What is being asked :: Using the data beneath, show every line that includes the word "community".

========

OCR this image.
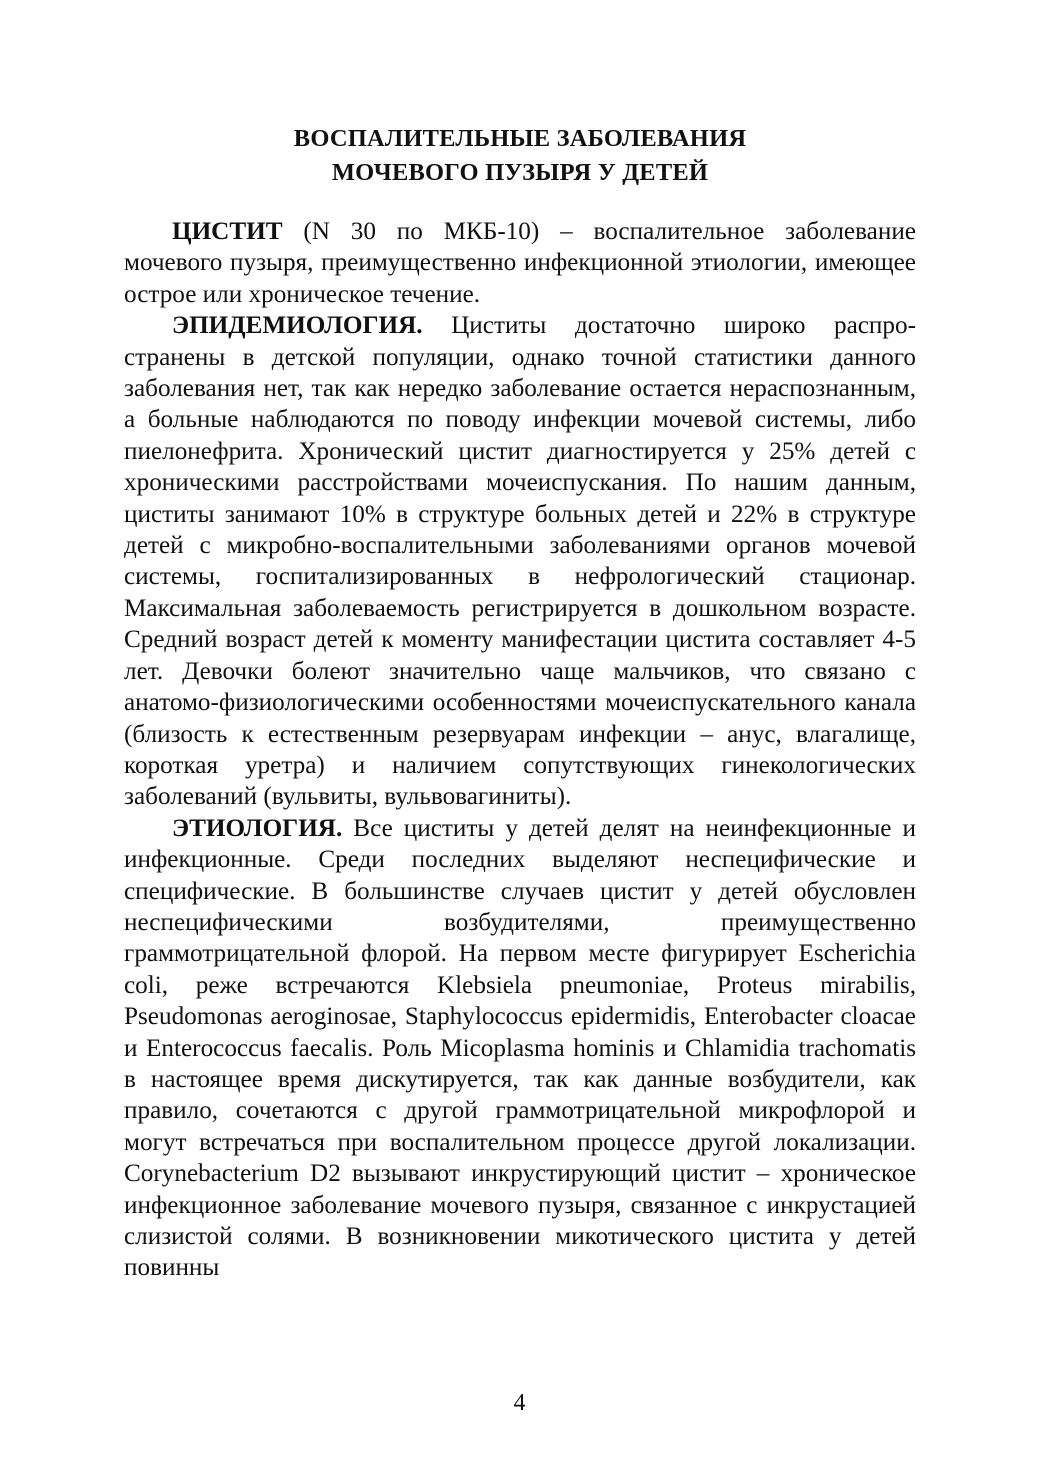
ВОСПАЛИТЕЛЬНЫЕ ЗАБОЛЕВАНИЯ
МОЧЕВОГО ПУЗЫРЯ У ДЕТЕЙ

ЦИСТИТ (N 30 по МКБ-10) – воспалительное заболевание мочевого пузыря, преимущественно инфекционной этиологии, имеющее острое или хроническое течение.

ЭПИДЕМИОЛОГИЯ. Циститы достаточно широко распространены в детской популяции, однако точной статистики данного заболевания нет, так как нередко заболевание остается нераспознанным, а больные наблюдаются по поводу инфекции мочевой системы, либо пиелонефрита. Хронический цистит диагностируется у 25% детей с хроническими расстройствами мочеиспускания. По нашим данным, циститы занимают 10% в структуре больных детей и 22% в структуре детей с микробно-воспалительными заболеваниями органов мочевой системы, госпитализированных в нефрологический стационар. Максимальная заболеваемость регистрируется в дошкольном возрасте. Средний возраст детей к моменту манифестации цистита составляет 4-5 лет. Девочки болеют значительно чаще мальчиков, что связано с анатомо-физиологическими особенностями мочеиспускательного канала (близость к естественным резервуарам инфекции – анус, влагалище, короткая уретра) и наличием сопутствующих гинекологических заболеваний (вульвиты, вульвовагиниты).

ЭТИОЛОГИЯ. Все циститы у детей делят на неинфекционные и инфекционные. Среди последних выделяют неспецифические и специфические. В большинстве случаев цистит у детей обусловлен неспецифическими возбудителями, преимущественно граммотрицательной флорой. На первом месте фигурирует Escherichia coli, реже встречаются Klebsiela pneumoniae, Proteus mirabilis, Pseudomonas aeroginosae, Staphylococcus epidermidis, Enterobacter cloacae и Enterococcus faecalis. Роль Micoplasma hominis и Chlamidia trachomatis в настоящее время дискутируется, так как данные возбудители, как правило, сочетаются с другой граммотрицательной микрофлорой и могут встречаться при воспалительном процессе другой локализации. Corynebacterium D2 вызывают инкрустирующий цистит – хроническое инфекционное заболевание мочевого пузыря, связанное с инкрустацией слизистой солями. В возникновении микотического цистита у детей повинны

4
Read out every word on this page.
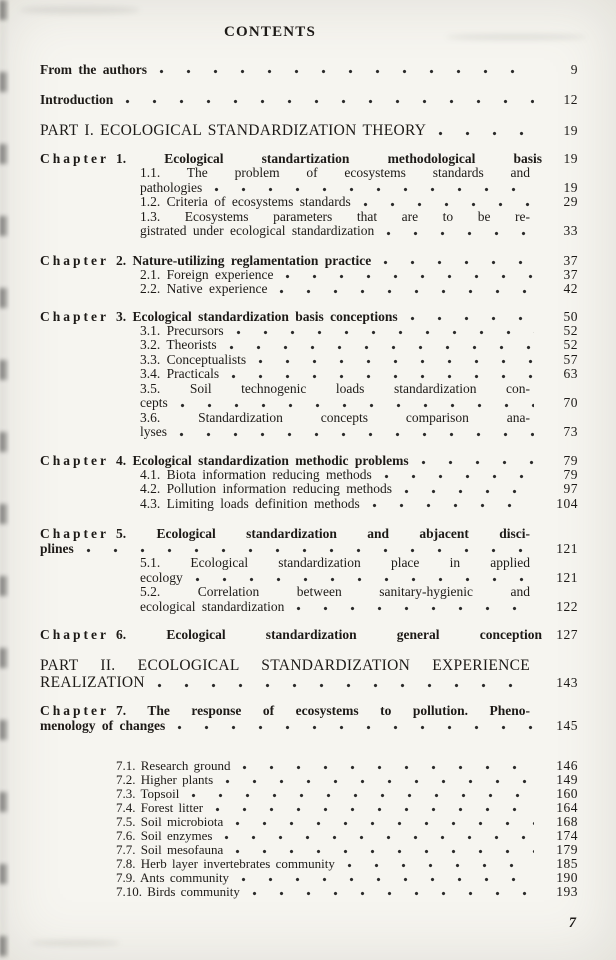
CONTENTS
From the authors	9
Introduction	12
PART I. ECOLOGICAL STANDARDIZATION THEORY	19
Chapter 1. Ecological standartization methodological basis	19
1.1. The problem of ecosystems standards and
pathologies	19
1.2. Criteria of ecosystems standards	29
1.3. Ecosystems parameters that are to be re-
gistrated under ecological standardization	33
Chapter 2. Nature-utilizing reglamentation practice	37
2.1. Foreign experience	37
2.2. Native experience	42
Chapter 3. Ecological standardization basis conceptions	50
3.1. Precursors	52
3.2. Theorists	52
3.3. Conceptualists	57
3.4. Practicals	63
3.5. Soil technogenic loads standardization con-
cepts	70
3.6. Standardization concepts comparison ana-
lyses	73
Chapter 4. Ecological standardization methodic problems	79
4.1. Biota information reducing methods	79
4.2. Pollution information reducing methods	97
4.3. Limiting loads definition methods	104
Chapter 5. Ecological standardization and abjacent disci-
plines	121
5.1. Ecological standardization place in applied
ecology	121
5.2. Correlation between sanitary-hygienic and
ecological standardization	122
Chapter 6. Ecological standardization general conception	127
PART II. ECOLOGICAL STANDARDIZATION EXPERIENCE
REALIZATION	143
Chapter 7. The response of ecosystems to pollution. Pheno-
menology of changes	145
7.1. Research ground	146
7.2. Higher plants	149
7.3. Topsoil	160
7.4. Forest litter	164
7.5. Soil microbiota	168
7.6. Soil enzymes	174
7.7. Soil mesofauna	179
7.8. Herb layer invertebrates community	185
7.9. Ants community	190
7.10. Birds community	193
7
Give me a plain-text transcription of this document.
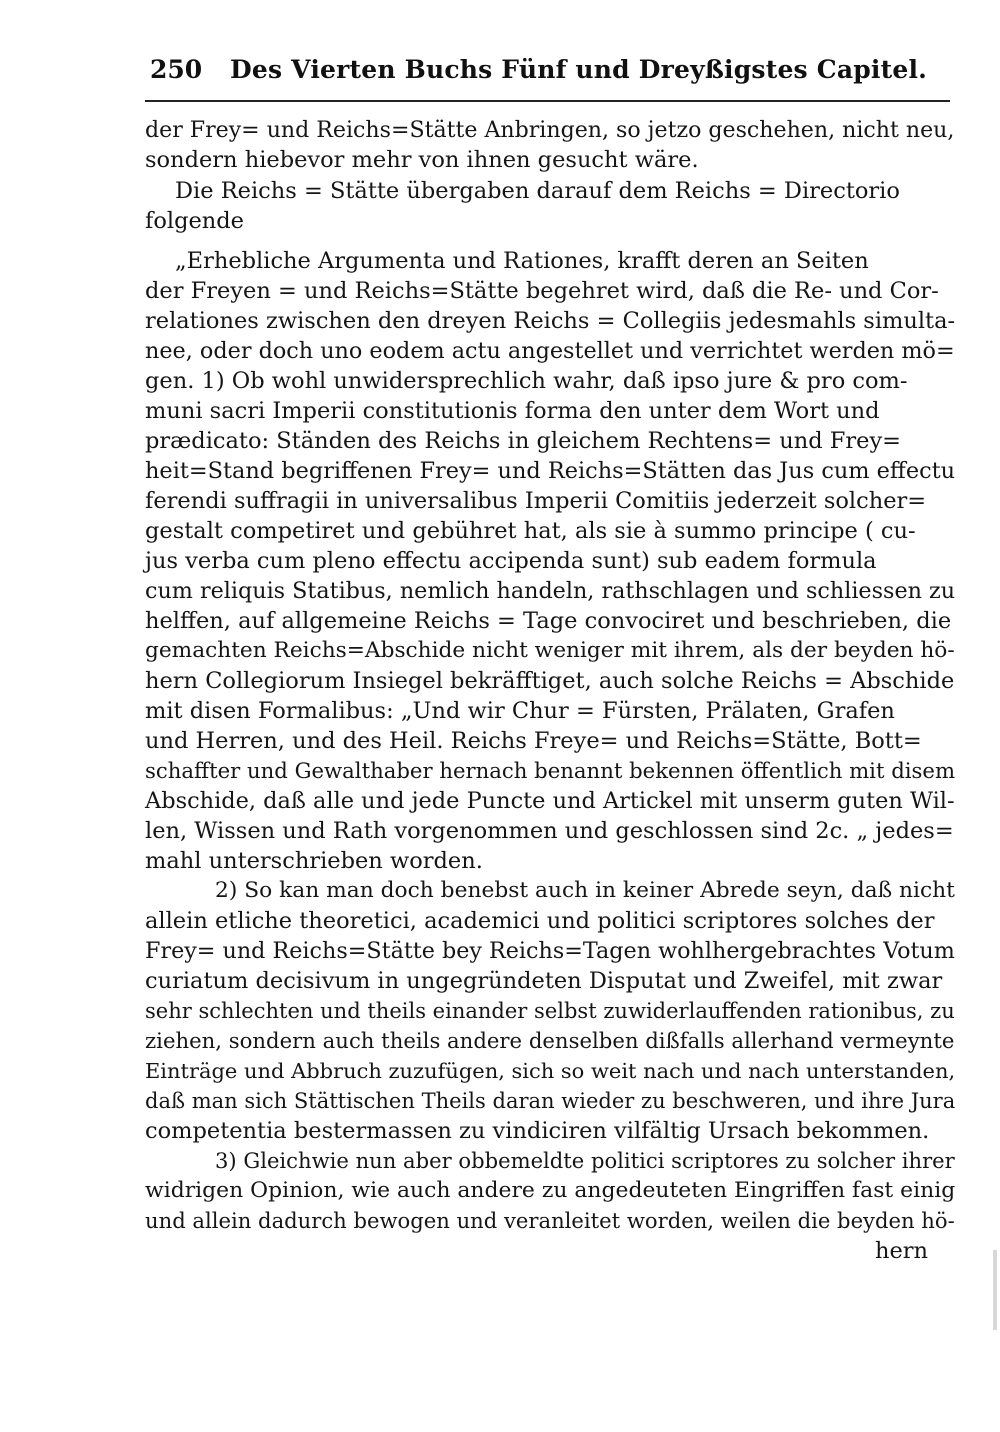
250 Des Vierten Buchs Fünf und Dreyßigstes Capitel.
der Frey= und Reichs=Stätte Anbringen, so jetzo geschehen, nicht neu,
sondern hiebevor mehr von ihnen gesucht wäre.
Die Reichs = Stätte übergaben darauf dem Reichs = Directorio
folgende
„Erhebliche Argumenta und Rationes, krafft deren an Seiten
der Freyen = und Reichs=Stätte begehret wird, daß die Re- und Cor-
relationes zwischen den dreyen Reichs = Collegiis jedesmahls simulta-
nee, oder doch uno eodem actu angestellet und verrichtet werden mö=
gen. 1) Ob wohl unwidersprechlich wahr, daß ipso jure & pro com-
muni sacri Imperii constitutionis forma den unter dem Wort und
prædicato: Ständen des Reichs in gleichem Rechtens= und Frey=
heit=Stand begriffenen Frey= und Reichs=Stätten das Jus cum effectu
ferendi suffragii in universalibus Imperii Comitiis jederzeit solcher=
gestalt competiret und gebühret hat, als sie à summo principe ( cu-
jus verba cum pleno effectu accipenda sunt) sub eadem formula
cum reliquis Statibus, nemlich handeln, rathschlagen und schliessen zu
helffen, auf allgemeine Reichs = Tage convociret und beschrieben, die
gemachten Reichs=Abschide nicht weniger mit ihrem, als der beyden hö-
hern Collegiorum Insiegel bekräfftiget, auch solche Reichs = Abschide
mit disen Formalibus: „Und wir Chur = Fürsten, Prälaten, Grafen
und Herren, und des Heil. Reichs Freye= und Reichs=Stätte, Bott=
schaffter und Gewalthaber hernach benannt bekennen öffentlich mit disem
Abschide, daß alle und jede Puncte und Artickel mit unserm guten Wil-
len, Wissen und Rath vorgenommen und geschlossen sind 2c. „ jedes=
mahl unterschrieben worden.
2) So kan man doch benebst auch in keiner Abrede seyn, daß nicht
allein etliche theoretici, academici und politici scriptores solches der
Frey= und Reichs=Stätte bey Reichs=Tagen wohlhergebrachtes Votum
curiatum decisivum in ungegründeten Disputat und Zweifel, mit zwar
sehr schlechten und theils einander selbst zuwiderlauffenden rationibus, zu
ziehen, sondern auch theils andere denselben dißfalls allerhand vermeynte
Einträge und Abbruch zuzufügen, sich so weit nach und nach unterstanden,
daß man sich Stättischen Theils daran wieder zu beschweren, und ihre Jura
competentia bestermassen zu vindiciren vilfältig Ursach bekommen.
3) Gleichwie nun aber obbemeldte politici scriptores zu solcher ihrer
widrigen Opinion, wie auch andere zu angedeuteten Eingriffen fast einig
und allein dadurch bewogen und veranleitet worden, weilen die beyden hö-
hern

========

Written solution ::
7.8. Herb layer invertebrates community	185
7.9. Ants community	190
7.10. Birds community	193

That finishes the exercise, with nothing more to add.